■ **Data excerpts**:
------------------------------------------------------------------------

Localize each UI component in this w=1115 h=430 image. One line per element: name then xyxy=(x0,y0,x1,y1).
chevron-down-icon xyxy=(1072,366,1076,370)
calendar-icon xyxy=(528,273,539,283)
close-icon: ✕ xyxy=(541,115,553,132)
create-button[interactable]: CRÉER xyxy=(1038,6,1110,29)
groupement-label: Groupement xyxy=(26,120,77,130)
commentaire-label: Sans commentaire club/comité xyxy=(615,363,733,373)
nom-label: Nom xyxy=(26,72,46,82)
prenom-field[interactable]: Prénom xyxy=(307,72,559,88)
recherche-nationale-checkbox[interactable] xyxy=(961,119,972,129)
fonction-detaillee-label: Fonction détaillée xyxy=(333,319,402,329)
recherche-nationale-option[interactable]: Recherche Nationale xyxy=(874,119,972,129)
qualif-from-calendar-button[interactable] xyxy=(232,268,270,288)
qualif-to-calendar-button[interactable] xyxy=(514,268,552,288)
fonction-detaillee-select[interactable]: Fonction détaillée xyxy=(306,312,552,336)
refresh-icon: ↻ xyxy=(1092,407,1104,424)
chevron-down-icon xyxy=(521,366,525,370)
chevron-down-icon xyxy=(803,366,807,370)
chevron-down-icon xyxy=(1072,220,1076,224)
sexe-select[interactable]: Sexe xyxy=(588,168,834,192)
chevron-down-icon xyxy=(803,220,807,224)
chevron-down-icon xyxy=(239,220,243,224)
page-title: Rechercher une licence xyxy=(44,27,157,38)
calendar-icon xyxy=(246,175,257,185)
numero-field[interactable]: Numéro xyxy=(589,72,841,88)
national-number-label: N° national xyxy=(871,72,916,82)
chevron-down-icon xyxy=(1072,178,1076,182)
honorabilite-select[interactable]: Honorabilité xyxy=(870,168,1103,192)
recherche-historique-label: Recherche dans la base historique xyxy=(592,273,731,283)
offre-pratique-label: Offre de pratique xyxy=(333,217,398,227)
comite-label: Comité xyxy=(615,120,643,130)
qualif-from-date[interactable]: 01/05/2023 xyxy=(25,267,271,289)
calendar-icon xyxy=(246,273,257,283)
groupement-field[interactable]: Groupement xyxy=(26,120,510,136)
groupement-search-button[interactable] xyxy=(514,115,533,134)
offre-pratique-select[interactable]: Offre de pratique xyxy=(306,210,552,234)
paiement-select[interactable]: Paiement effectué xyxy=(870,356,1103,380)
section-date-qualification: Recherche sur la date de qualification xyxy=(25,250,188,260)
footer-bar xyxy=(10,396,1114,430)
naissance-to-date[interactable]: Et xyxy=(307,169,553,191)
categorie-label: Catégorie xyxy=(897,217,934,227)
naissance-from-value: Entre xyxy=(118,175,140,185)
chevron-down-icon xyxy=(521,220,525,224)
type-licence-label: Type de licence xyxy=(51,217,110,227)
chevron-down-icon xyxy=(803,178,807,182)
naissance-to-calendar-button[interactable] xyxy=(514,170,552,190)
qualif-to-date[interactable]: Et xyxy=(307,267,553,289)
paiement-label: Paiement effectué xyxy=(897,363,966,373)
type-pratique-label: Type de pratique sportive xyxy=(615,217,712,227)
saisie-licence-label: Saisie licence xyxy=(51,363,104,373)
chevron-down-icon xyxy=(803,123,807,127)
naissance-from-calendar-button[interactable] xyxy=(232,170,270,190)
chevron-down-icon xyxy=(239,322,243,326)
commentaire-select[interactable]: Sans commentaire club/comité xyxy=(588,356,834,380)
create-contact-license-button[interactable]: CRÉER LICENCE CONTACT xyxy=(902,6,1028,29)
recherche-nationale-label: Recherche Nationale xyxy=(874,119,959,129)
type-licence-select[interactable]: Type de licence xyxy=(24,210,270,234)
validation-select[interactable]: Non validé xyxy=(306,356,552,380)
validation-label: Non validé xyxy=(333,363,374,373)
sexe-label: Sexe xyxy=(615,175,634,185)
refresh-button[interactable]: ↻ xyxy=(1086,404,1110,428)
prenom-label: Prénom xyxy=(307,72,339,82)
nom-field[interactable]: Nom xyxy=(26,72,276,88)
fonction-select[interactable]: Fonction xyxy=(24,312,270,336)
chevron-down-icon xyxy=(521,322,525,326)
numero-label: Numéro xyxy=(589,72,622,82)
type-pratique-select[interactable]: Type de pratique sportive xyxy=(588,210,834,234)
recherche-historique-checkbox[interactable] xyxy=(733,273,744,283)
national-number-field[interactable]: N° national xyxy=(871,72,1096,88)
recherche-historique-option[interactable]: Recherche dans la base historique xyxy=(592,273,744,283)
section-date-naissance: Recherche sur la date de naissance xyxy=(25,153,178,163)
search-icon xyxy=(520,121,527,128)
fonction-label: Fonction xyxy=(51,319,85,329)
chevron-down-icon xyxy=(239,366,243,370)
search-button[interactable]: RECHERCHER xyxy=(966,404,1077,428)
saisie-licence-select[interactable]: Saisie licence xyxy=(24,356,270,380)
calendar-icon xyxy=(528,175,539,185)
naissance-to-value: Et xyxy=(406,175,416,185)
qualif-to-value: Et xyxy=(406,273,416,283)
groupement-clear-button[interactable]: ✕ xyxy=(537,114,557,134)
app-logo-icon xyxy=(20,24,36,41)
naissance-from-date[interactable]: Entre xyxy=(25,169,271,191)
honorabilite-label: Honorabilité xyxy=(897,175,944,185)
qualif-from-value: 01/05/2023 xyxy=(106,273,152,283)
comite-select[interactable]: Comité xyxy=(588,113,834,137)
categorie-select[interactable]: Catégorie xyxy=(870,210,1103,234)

------------------------------------------------------------------------

■ **Given instruction**:
Extract every line above and reproduce each one verbatim, in the same order.

■ **The solution**:
Localize each UI component in this w=1115 h=430 image. One line per element: name then xyxy=(x0,y0,x1,y1).
chevron-down-icon xyxy=(1072,366,1076,370)
calendar-icon xyxy=(528,273,539,283)
close-icon: ✕ xyxy=(541,115,553,132)
create-button[interactable]: CRÉER xyxy=(1038,6,1110,29)
groupement-label: Groupement xyxy=(26,120,77,130)
commentaire-label: Sans commentaire club/comité xyxy=(615,363,733,373)
nom-label: Nom xyxy=(26,72,46,82)
prenom-field[interactable]: Prénom xyxy=(307,72,559,88)
recherche-nationale-checkbox[interactable] xyxy=(961,119,972,129)
fonction-detaillee-label: Fonction détaillée xyxy=(333,319,402,329)
recherche-nationale-option[interactable]: Recherche Nationale xyxy=(874,119,972,129)
qualif-from-calendar-button[interactable] xyxy=(232,268,270,288)
qualif-to-calendar-button[interactable] xyxy=(514,268,552,288)
fonction-detaillee-select[interactable]: Fonction détaillée xyxy=(306,312,552,336)
refresh-icon: ↻ xyxy=(1092,407,1104,424)
chevron-down-icon xyxy=(521,366,525,370)
chevron-down-icon xyxy=(803,366,807,370)
chevron-down-icon xyxy=(1072,220,1076,224)
sexe-select[interactable]: Sexe xyxy=(588,168,834,192)
chevron-down-icon xyxy=(803,220,807,224)
chevron-down-icon xyxy=(239,220,243,224)
page-title: Rechercher une licence xyxy=(44,27,157,38)
calendar-icon xyxy=(246,175,257,185)
numero-field[interactable]: Numéro xyxy=(589,72,841,88)
national-number-label: N° national xyxy=(871,72,916,82)
chevron-down-icon xyxy=(1072,178,1076,182)
honorabilite-select[interactable]: Honorabilité xyxy=(870,168,1103,192)
recherche-historique-label: Recherche dans la base historique xyxy=(592,273,731,283)
offre-pratique-label: Offre de pratique xyxy=(333,217,398,227)
comite-label: Comité xyxy=(615,120,643,130)
qualif-from-date[interactable]: 01/05/2023 xyxy=(25,267,271,289)
calendar-icon xyxy=(246,273,257,283)
groupement-field[interactable]: Groupement xyxy=(26,120,510,136)
groupement-search-button[interactable] xyxy=(514,115,533,134)
offre-pratique-select[interactable]: Offre de pratique xyxy=(306,210,552,234)
paiement-select[interactable]: Paiement effectué xyxy=(870,356,1103,380)
section-date-qualification: Recherche sur la date de qualification xyxy=(25,250,188,260)
footer-bar xyxy=(10,396,1114,430)
naissance-to-date[interactable]: Et xyxy=(307,169,553,191)
categorie-label: Catégorie xyxy=(897,217,934,227)
naissance-from-value: Entre xyxy=(118,175,140,185)
chevron-down-icon xyxy=(521,220,525,224)
type-licence-label: Type de licence xyxy=(51,217,110,227)
chevron-down-icon xyxy=(803,178,807,182)
naissance-to-calendar-button[interactable] xyxy=(514,170,552,190)
qualif-to-date[interactable]: Et xyxy=(307,267,553,289)
paiement-label: Paiement effectué xyxy=(897,363,966,373)
type-pratique-label: Type de pratique sportive xyxy=(615,217,712,227)
saisie-licence-label: Saisie licence xyxy=(51,363,104,373)
chevron-down-icon xyxy=(803,123,807,127)
naissance-from-calendar-button[interactable] xyxy=(232,170,270,190)
chevron-down-icon xyxy=(239,322,243,326)
commentaire-select[interactable]: Sans commentaire club/comité xyxy=(588,356,834,380)
create-contact-license-button[interactable]: CRÉER LICENCE CONTACT xyxy=(902,6,1028,29)
recherche-nationale-label: Recherche Nationale xyxy=(874,119,959,129)
type-licence-select[interactable]: Type de licence xyxy=(24,210,270,234)
validation-select[interactable]: Non validé xyxy=(306,356,552,380)
validation-label: Non validé xyxy=(333,363,374,373)
sexe-label: Sexe xyxy=(615,175,634,185)
refresh-button[interactable]: ↻ xyxy=(1086,404,1110,428)
prenom-label: Prénom xyxy=(307,72,339,82)
nom-field[interactable]: Nom xyxy=(26,72,276,88)
fonction-select[interactable]: Fonction xyxy=(24,312,270,336)
chevron-down-icon xyxy=(521,322,525,326)
numero-label: Numéro xyxy=(589,72,622,82)
type-pratique-select[interactable]: Type de pratique sportive xyxy=(588,210,834,234)
recherche-historique-checkbox[interactable] xyxy=(733,273,744,283)
national-number-field[interactable]: N° national xyxy=(871,72,1096,88)
recherche-historique-option[interactable]: Recherche dans la base historique xyxy=(592,273,744,283)
section-date-naissance: Recherche sur la date de naissance xyxy=(25,153,178,163)
search-icon xyxy=(520,121,527,128)
fonction-label: Fonction xyxy=(51,319,85,329)
chevron-down-icon xyxy=(239,366,243,370)
search-button[interactable]: RECHERCHER xyxy=(966,404,1077,428)
saisie-licence-select[interactable]: Saisie licence xyxy=(24,356,270,380)
calendar-icon xyxy=(528,175,539,185)
naissance-to-value: Et xyxy=(406,175,416,185)
qualif-to-value: Et xyxy=(406,273,416,283)
groupement-clear-button[interactable]: ✕ xyxy=(537,114,557,134)
app-logo-icon xyxy=(20,24,36,41)
naissance-from-date[interactable]: Entre xyxy=(25,169,271,191)
honorabilite-label: Honorabilité xyxy=(897,175,944,185)
qualif-from-value: 01/05/2023 xyxy=(106,273,152,283)
comite-select[interactable]: Comité xyxy=(588,113,834,137)
categorie-select[interactable]: Catégorie xyxy=(870,210,1103,234)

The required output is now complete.